- _Task details_:
Each line that includes the word "semantic" counts once; give the total and nothing more.

- _Input material_:
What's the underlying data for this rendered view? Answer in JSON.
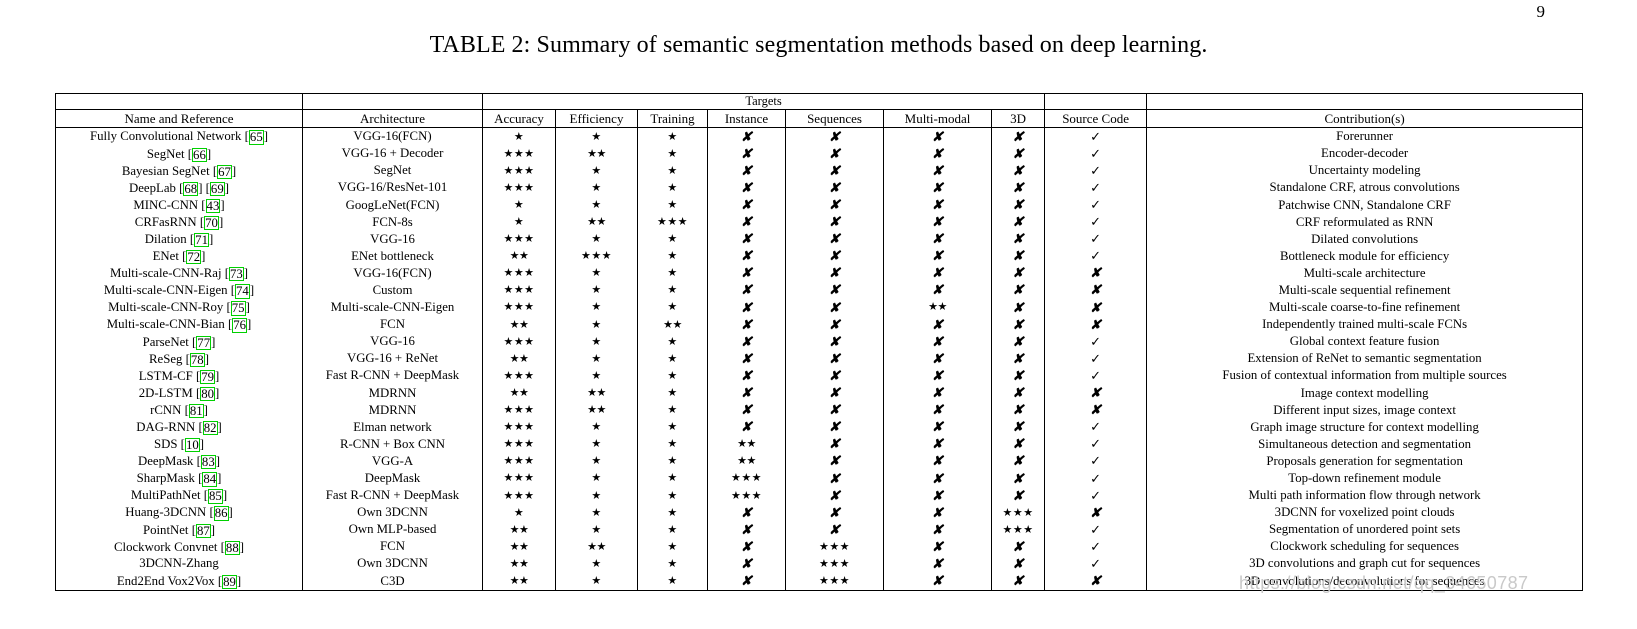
{
  "page": {
    "number": "9",
    "caption": "TABLE 2: Summary of semantic segmentation methods based on deep learning.",
    "watermark": "https://blog.csdn.net/qq_34650787"
  },
  "table": {
    "group_header": {
      "targets_label": "Targets"
    },
    "columns": [
      {
        "key": "name",
        "label": "Name and Reference"
      },
      {
        "key": "architecture",
        "label": "Architecture"
      },
      {
        "key": "accuracy",
        "label": "Accuracy"
      },
      {
        "key": "efficiency",
        "label": "Efficiency"
      },
      {
        "key": "training",
        "label": "Training"
      },
      {
        "key": "instance",
        "label": "Instance"
      },
      {
        "key": "sequences",
        "label": "Sequences"
      },
      {
        "key": "multimodal",
        "label": "Multi-modal"
      },
      {
        "key": "threed",
        "label": "3D"
      },
      {
        "key": "source_code",
        "label": "Source Code"
      },
      {
        "key": "contribution",
        "label": "Contribution(s)"
      }
    ],
    "marks": {
      "star": "★",
      "cross": "✘",
      "check": "✓",
      "ref_box_color": "#00d000"
    },
    "rows": [
      {
        "name": "Fully Convolutional Network",
        "refs": [
          "65"
        ],
        "architecture": "VGG-16(FCN)",
        "accuracy": 1,
        "efficiency": 1,
        "training": 1,
        "instance": "cross",
        "sequences": "cross",
        "multimodal": "cross",
        "threed": "cross",
        "source_code": "check",
        "contribution": "Forerunner"
      },
      {
        "name": "SegNet",
        "refs": [
          "66"
        ],
        "architecture": "VGG-16 + Decoder",
        "accuracy": 3,
        "efficiency": 2,
        "training": 1,
        "instance": "cross",
        "sequences": "cross",
        "multimodal": "cross",
        "threed": "cross",
        "source_code": "check",
        "contribution": "Encoder-decoder"
      },
      {
        "name": "Bayesian SegNet",
        "refs": [
          "67"
        ],
        "architecture": "SegNet",
        "accuracy": 3,
        "efficiency": 1,
        "training": 1,
        "instance": "cross",
        "sequences": "cross",
        "multimodal": "cross",
        "threed": "cross",
        "source_code": "check",
        "contribution": "Uncertainty modeling"
      },
      {
        "name": "DeepLab",
        "refs": [
          "68",
          "69"
        ],
        "architecture": "VGG-16/ResNet-101",
        "accuracy": 3,
        "efficiency": 1,
        "training": 1,
        "instance": "cross",
        "sequences": "cross",
        "multimodal": "cross",
        "threed": "cross",
        "source_code": "check",
        "contribution": "Standalone CRF, atrous convolutions"
      },
      {
        "name": "MINC-CNN",
        "refs": [
          "43"
        ],
        "architecture": "GoogLeNet(FCN)",
        "accuracy": 1,
        "efficiency": 1,
        "training": 1,
        "instance": "cross",
        "sequences": "cross",
        "multimodal": "cross",
        "threed": "cross",
        "source_code": "check",
        "contribution": "Patchwise CNN, Standalone CRF"
      },
      {
        "name": "CRFasRNN",
        "refs": [
          "70"
        ],
        "architecture": "FCN-8s",
        "accuracy": 1,
        "efficiency": 2,
        "training": 3,
        "instance": "cross",
        "sequences": "cross",
        "multimodal": "cross",
        "threed": "cross",
        "source_code": "check",
        "contribution": "CRF reformulated as RNN"
      },
      {
        "name": "Dilation",
        "refs": [
          "71"
        ],
        "architecture": "VGG-16",
        "accuracy": 3,
        "efficiency": 1,
        "training": 1,
        "instance": "cross",
        "sequences": "cross",
        "multimodal": "cross",
        "threed": "cross",
        "source_code": "check",
        "contribution": "Dilated convolutions"
      },
      {
        "name": "ENet",
        "refs": [
          "72"
        ],
        "architecture": "ENet bottleneck",
        "accuracy": 2,
        "efficiency": 3,
        "training": 1,
        "instance": "cross",
        "sequences": "cross",
        "multimodal": "cross",
        "threed": "cross",
        "source_code": "check",
        "contribution": "Bottleneck module for efficiency"
      },
      {
        "name": "Multi-scale-CNN-Raj",
        "refs": [
          "73"
        ],
        "architecture": "VGG-16(FCN)",
        "accuracy": 3,
        "efficiency": 1,
        "training": 1,
        "instance": "cross",
        "sequences": "cross",
        "multimodal": "cross",
        "threed": "cross",
        "source_code": "cross",
        "contribution": "Multi-scale architecture"
      },
      {
        "name": "Multi-scale-CNN-Eigen",
        "refs": [
          "74"
        ],
        "architecture": "Custom",
        "accuracy": 3,
        "efficiency": 1,
        "training": 1,
        "instance": "cross",
        "sequences": "cross",
        "multimodal": "cross",
        "threed": "cross",
        "source_code": "cross",
        "contribution": "Multi-scale sequential refinement"
      },
      {
        "name": "Multi-scale-CNN-Roy",
        "refs": [
          "75"
        ],
        "architecture": "Multi-scale-CNN-Eigen",
        "accuracy": 3,
        "efficiency": 1,
        "training": 1,
        "instance": "cross",
        "sequences": "cross",
        "multimodal": 2,
        "threed": "cross",
        "source_code": "cross",
        "contribution": "Multi-scale coarse-to-fine refinement"
      },
      {
        "name": "Multi-scale-CNN-Bian",
        "refs": [
          "76"
        ],
        "architecture": "FCN",
        "accuracy": 2,
        "efficiency": 1,
        "training": 2,
        "instance": "cross",
        "sequences": "cross",
        "multimodal": "cross",
        "threed": "cross",
        "source_code": "cross",
        "contribution": "Independently trained multi-scale FCNs"
      },
      {
        "name": "ParseNet",
        "refs": [
          "77"
        ],
        "architecture": "VGG-16",
        "accuracy": 3,
        "efficiency": 1,
        "training": 1,
        "instance": "cross",
        "sequences": "cross",
        "multimodal": "cross",
        "threed": "cross",
        "source_code": "check",
        "contribution": "Global context feature fusion"
      },
      {
        "name": "ReSeg",
        "refs": [
          "78"
        ],
        "architecture": "VGG-16 + ReNet",
        "accuracy": 2,
        "efficiency": 1,
        "training": 1,
        "instance": "cross",
        "sequences": "cross",
        "multimodal": "cross",
        "threed": "cross",
        "source_code": "check",
        "contribution": "Extension of ReNet to semantic segmentation"
      },
      {
        "name": "LSTM-CF",
        "refs": [
          "79"
        ],
        "architecture": "Fast R-CNN + DeepMask",
        "accuracy": 3,
        "efficiency": 1,
        "training": 1,
        "instance": "cross",
        "sequences": "cross",
        "multimodal": "cross",
        "threed": "cross",
        "source_code": "check",
        "contribution": "Fusion of contextual information from multiple sources"
      },
      {
        "name": "2D-LSTM",
        "refs": [
          "80"
        ],
        "architecture": "MDRNN",
        "accuracy": 2,
        "efficiency": 2,
        "training": 1,
        "instance": "cross",
        "sequences": "cross",
        "multimodal": "cross",
        "threed": "cross",
        "source_code": "cross",
        "contribution": "Image context modelling"
      },
      {
        "name": "rCNN",
        "refs": [
          "81"
        ],
        "architecture": "MDRNN",
        "accuracy": 3,
        "efficiency": 2,
        "training": 1,
        "instance": "cross",
        "sequences": "cross",
        "multimodal": "cross",
        "threed": "cross",
        "source_code": "cross",
        "contribution": "Different input sizes, image context"
      },
      {
        "name": "DAG-RNN",
        "refs": [
          "82"
        ],
        "architecture": "Elman network",
        "accuracy": 3,
        "efficiency": 1,
        "training": 1,
        "instance": "cross",
        "sequences": "cross",
        "multimodal": "cross",
        "threed": "cross",
        "source_code": "check",
        "contribution": "Graph image structure for context modelling"
      },
      {
        "name": "SDS",
        "refs": [
          "10"
        ],
        "architecture": "R-CNN + Box CNN",
        "accuracy": 3,
        "efficiency": 1,
        "training": 1,
        "instance": 2,
        "sequences": "cross",
        "multimodal": "cross",
        "threed": "cross",
        "source_code": "check",
        "contribution": "Simultaneous detection and segmentation"
      },
      {
        "name": "DeepMask",
        "refs": [
          "83"
        ],
        "architecture": "VGG-A",
        "accuracy": 3,
        "efficiency": 1,
        "training": 1,
        "instance": 2,
        "sequences": "cross",
        "multimodal": "cross",
        "threed": "cross",
        "source_code": "check",
        "contribution": "Proposals generation for segmentation"
      },
      {
        "name": "SharpMask",
        "refs": [
          "84"
        ],
        "architecture": "DeepMask",
        "accuracy": 3,
        "efficiency": 1,
        "training": 1,
        "instance": 3,
        "sequences": "cross",
        "multimodal": "cross",
        "threed": "cross",
        "source_code": "check",
        "contribution": "Top-down refinement module"
      },
      {
        "name": "MultiPathNet",
        "refs": [
          "85"
        ],
        "architecture": "Fast R-CNN + DeepMask",
        "accuracy": 3,
        "efficiency": 1,
        "training": 1,
        "instance": 3,
        "sequences": "cross",
        "multimodal": "cross",
        "threed": "cross",
        "source_code": "check",
        "contribution": "Multi path information flow through network"
      },
      {
        "name": "Huang-3DCNN",
        "refs": [
          "86"
        ],
        "architecture": "Own 3DCNN",
        "accuracy": 1,
        "efficiency": 1,
        "training": 1,
        "instance": "cross",
        "sequences": "cross",
        "multimodal": "cross",
        "threed": 3,
        "source_code": "cross",
        "contribution": "3DCNN for voxelized point clouds"
      },
      {
        "name": "PointNet",
        "refs": [
          "87"
        ],
        "architecture": "Own MLP-based",
        "accuracy": 2,
        "efficiency": 1,
        "training": 1,
        "instance": "cross",
        "sequences": "cross",
        "multimodal": "cross",
        "threed": 3,
        "source_code": "check",
        "contribution": "Segmentation of unordered point sets"
      },
      {
        "name": "Clockwork Convnet",
        "refs": [
          "88"
        ],
        "architecture": "FCN",
        "accuracy": 2,
        "efficiency": 2,
        "training": 1,
        "instance": "cross",
        "sequences": 3,
        "multimodal": "cross",
        "threed": "cross",
        "source_code": "check",
        "contribution": "Clockwork scheduling for sequences"
      },
      {
        "name": "3DCNN-Zhang",
        "refs": [],
        "architecture": "Own 3DCNN",
        "accuracy": 2,
        "efficiency": 1,
        "training": 1,
        "instance": "cross",
        "sequences": 3,
        "multimodal": "cross",
        "threed": "cross",
        "source_code": "check",
        "contribution": "3D convolutions and graph cut for sequences"
      },
      {
        "name": "End2End Vox2Vox",
        "refs": [
          "89"
        ],
        "architecture": "C3D",
        "accuracy": 2,
        "efficiency": 1,
        "training": 1,
        "instance": "cross",
        "sequences": 3,
        "multimodal": "cross",
        "threed": "cross",
        "source_code": "cross",
        "contribution": "3D convolutions/deconvolutions for sequences"
      }
    ]
  }
}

- _Expected answer_:
2